* Task *
Find every line with the word "aprendizaje" and give their count, nothing else.
# # # # #
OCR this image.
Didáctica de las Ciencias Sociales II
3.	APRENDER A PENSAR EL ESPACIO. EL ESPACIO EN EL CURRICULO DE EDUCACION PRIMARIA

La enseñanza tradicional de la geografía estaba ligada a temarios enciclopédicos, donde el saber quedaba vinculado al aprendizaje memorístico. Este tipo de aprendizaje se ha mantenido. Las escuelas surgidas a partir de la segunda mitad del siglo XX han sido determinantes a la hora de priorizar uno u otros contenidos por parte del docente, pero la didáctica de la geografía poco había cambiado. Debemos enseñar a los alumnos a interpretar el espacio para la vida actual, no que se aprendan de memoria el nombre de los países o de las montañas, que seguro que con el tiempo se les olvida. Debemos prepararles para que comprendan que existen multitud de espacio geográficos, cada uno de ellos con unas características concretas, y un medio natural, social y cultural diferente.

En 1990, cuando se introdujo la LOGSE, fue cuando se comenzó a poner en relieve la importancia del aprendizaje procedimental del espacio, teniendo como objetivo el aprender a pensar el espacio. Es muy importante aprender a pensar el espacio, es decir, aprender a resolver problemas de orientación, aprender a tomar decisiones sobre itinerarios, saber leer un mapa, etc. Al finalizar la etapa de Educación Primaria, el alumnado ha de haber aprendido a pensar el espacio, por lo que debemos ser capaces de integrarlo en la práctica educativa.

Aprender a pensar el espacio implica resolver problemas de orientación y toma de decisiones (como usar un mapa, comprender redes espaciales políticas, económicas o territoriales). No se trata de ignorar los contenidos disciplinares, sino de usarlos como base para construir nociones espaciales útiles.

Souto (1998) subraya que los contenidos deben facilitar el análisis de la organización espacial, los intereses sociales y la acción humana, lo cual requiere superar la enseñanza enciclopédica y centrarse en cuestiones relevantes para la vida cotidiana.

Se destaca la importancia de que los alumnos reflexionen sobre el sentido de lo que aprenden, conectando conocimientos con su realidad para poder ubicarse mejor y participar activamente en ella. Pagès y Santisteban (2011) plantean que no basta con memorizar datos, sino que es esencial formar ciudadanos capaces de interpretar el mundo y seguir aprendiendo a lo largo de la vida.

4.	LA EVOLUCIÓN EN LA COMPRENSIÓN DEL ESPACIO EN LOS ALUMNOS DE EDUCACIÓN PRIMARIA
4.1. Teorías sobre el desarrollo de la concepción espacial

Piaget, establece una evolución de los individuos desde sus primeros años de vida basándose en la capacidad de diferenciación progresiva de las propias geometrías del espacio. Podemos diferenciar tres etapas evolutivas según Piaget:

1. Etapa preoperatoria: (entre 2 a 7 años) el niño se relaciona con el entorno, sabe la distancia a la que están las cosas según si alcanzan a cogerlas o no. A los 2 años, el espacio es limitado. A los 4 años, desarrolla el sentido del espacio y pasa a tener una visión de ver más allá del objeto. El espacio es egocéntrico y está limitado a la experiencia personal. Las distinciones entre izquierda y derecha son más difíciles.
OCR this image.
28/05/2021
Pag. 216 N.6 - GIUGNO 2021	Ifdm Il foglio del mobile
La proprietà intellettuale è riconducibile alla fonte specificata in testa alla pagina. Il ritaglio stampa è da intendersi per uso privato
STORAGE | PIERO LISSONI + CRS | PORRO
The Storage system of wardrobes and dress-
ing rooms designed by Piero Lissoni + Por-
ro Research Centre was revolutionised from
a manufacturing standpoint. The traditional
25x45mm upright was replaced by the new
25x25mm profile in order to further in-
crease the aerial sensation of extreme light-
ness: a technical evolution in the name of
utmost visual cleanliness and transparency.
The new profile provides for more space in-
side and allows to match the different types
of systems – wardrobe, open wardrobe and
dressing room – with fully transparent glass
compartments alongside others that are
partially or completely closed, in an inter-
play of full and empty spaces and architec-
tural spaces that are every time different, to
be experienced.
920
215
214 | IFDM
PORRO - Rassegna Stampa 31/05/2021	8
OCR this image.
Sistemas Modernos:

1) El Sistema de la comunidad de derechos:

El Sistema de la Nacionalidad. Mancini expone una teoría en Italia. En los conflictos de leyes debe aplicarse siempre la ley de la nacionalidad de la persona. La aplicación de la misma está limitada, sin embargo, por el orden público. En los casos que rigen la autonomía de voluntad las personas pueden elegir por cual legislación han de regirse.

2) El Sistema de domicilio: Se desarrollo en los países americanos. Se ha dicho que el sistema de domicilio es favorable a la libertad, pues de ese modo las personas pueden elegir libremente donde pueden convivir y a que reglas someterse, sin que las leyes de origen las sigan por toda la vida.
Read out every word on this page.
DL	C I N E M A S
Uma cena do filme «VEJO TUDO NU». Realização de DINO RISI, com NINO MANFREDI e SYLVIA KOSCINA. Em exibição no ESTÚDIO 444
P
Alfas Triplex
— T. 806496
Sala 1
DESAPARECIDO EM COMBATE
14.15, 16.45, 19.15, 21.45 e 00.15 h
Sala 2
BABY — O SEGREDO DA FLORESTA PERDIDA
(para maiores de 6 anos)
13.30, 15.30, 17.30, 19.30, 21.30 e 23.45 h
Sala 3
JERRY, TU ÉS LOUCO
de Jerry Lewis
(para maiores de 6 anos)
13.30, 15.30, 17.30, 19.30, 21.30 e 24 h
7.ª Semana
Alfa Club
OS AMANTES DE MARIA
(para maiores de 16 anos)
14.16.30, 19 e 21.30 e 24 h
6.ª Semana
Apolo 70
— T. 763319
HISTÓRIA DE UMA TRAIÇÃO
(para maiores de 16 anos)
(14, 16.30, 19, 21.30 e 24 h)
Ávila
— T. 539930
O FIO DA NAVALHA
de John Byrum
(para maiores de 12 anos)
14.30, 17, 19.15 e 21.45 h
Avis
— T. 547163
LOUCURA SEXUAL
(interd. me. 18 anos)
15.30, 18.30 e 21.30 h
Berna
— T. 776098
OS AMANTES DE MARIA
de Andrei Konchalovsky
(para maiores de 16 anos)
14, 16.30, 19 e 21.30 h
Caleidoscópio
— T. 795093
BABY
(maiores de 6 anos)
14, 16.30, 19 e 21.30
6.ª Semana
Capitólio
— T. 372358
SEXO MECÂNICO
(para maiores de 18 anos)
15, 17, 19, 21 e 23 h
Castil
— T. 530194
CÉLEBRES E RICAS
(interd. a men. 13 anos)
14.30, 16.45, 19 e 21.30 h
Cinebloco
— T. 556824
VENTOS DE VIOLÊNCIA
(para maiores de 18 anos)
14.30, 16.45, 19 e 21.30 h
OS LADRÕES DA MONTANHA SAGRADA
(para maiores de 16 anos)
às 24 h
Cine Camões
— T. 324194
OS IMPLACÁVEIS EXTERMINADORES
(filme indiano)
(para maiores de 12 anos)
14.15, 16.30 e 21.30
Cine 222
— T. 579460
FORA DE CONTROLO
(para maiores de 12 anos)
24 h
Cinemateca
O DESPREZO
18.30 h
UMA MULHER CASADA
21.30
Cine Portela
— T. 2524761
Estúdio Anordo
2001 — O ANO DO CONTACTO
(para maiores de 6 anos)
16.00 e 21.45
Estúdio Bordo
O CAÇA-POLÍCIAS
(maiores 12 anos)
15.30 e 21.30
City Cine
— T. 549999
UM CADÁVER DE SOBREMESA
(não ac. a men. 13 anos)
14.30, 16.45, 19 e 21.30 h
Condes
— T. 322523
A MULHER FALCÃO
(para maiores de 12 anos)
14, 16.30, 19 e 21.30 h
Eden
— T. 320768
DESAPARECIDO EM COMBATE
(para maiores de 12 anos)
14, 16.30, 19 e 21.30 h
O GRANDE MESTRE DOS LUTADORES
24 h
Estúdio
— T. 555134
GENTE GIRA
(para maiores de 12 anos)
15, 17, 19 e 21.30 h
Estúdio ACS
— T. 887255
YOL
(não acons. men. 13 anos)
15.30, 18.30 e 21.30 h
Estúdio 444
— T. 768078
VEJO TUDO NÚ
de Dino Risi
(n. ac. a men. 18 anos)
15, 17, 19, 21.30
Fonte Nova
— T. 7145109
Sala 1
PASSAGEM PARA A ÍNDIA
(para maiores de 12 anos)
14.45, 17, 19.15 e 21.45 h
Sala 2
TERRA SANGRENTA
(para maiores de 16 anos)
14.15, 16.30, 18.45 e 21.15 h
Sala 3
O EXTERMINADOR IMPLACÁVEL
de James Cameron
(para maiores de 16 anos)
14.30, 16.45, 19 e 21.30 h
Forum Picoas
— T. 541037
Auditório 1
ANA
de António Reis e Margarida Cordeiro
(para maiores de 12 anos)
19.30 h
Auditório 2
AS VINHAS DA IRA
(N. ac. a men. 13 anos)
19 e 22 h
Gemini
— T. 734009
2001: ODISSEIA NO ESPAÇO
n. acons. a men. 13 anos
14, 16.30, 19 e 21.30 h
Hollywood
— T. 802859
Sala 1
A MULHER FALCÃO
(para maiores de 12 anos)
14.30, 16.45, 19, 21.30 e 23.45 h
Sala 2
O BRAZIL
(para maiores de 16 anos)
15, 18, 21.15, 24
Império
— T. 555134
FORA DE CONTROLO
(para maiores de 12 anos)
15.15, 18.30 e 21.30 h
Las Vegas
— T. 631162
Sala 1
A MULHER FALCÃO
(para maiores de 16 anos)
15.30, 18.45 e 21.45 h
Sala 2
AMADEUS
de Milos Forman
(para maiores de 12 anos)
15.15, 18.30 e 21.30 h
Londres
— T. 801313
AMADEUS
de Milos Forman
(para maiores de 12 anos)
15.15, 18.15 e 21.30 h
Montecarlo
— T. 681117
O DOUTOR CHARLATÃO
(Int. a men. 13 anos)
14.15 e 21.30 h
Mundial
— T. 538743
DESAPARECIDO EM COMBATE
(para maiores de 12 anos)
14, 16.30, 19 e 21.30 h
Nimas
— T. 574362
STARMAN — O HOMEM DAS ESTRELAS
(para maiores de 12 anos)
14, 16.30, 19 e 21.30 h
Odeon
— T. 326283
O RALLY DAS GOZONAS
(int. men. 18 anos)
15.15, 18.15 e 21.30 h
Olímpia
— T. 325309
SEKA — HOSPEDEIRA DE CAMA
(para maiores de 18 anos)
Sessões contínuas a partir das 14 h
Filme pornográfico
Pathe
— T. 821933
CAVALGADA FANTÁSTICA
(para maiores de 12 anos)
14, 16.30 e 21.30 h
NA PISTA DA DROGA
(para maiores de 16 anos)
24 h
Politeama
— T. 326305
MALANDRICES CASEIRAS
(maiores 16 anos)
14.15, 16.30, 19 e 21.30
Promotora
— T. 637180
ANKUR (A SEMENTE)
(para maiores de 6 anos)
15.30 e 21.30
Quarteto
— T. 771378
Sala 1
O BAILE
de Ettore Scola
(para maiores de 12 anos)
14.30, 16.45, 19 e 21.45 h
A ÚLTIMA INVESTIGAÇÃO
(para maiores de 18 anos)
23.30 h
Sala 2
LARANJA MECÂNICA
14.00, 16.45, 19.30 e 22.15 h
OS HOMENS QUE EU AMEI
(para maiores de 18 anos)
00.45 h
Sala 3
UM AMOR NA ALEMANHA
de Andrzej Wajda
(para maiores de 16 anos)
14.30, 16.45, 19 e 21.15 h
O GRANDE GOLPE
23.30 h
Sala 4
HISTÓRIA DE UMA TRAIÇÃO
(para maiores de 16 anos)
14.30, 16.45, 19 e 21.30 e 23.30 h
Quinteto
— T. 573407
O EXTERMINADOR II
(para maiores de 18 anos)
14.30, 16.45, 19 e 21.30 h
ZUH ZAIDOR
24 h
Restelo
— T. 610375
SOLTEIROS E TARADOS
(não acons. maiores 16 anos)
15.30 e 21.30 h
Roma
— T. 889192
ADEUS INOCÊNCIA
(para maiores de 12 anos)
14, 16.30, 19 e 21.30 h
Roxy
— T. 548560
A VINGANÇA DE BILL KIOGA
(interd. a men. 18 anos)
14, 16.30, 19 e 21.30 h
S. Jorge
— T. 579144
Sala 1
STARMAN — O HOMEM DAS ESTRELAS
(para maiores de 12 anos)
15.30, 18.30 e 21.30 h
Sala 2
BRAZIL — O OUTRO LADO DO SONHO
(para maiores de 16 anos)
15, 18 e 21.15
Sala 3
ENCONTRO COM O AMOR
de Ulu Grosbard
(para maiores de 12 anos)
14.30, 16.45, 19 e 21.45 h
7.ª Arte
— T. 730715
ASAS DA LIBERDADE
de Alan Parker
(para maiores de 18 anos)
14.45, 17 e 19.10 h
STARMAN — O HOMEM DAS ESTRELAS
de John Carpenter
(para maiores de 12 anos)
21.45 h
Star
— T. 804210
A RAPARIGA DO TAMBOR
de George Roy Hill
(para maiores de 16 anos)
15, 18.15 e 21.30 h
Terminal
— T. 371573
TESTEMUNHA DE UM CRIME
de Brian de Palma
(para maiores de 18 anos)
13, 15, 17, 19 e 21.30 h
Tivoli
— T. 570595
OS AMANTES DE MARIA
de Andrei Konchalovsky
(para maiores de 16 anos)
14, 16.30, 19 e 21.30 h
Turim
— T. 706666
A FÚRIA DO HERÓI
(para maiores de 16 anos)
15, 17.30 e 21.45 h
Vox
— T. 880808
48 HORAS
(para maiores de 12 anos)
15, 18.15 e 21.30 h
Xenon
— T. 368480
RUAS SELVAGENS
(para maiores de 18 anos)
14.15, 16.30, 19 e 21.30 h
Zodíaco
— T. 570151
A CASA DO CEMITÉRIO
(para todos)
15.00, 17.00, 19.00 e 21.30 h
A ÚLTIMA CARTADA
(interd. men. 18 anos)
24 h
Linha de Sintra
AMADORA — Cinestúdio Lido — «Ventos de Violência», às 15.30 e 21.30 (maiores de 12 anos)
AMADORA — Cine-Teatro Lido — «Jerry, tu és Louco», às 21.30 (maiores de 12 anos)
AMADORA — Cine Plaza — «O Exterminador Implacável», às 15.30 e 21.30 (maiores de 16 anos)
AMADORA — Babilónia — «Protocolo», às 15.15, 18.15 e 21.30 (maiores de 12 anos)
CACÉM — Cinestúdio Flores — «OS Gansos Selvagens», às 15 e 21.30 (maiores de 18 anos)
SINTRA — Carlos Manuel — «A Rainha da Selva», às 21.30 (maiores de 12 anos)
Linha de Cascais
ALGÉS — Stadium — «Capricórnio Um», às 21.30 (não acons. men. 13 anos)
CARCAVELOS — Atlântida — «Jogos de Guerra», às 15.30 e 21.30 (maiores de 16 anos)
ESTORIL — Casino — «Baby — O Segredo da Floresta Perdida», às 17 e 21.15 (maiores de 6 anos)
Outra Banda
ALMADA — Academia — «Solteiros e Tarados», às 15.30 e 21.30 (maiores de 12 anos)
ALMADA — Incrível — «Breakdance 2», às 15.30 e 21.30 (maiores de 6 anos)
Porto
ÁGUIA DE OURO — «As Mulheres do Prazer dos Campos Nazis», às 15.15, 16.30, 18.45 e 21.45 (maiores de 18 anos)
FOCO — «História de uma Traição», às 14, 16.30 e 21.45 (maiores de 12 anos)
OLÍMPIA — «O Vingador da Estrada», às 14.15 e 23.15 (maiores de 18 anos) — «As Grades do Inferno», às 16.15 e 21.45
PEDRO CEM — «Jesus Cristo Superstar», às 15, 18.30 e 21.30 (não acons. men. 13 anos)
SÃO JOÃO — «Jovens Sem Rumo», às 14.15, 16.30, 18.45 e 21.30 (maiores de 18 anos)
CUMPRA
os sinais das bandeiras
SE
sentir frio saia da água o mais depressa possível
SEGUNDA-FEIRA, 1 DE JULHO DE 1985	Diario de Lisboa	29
# # # # #
* Answer to the task *
2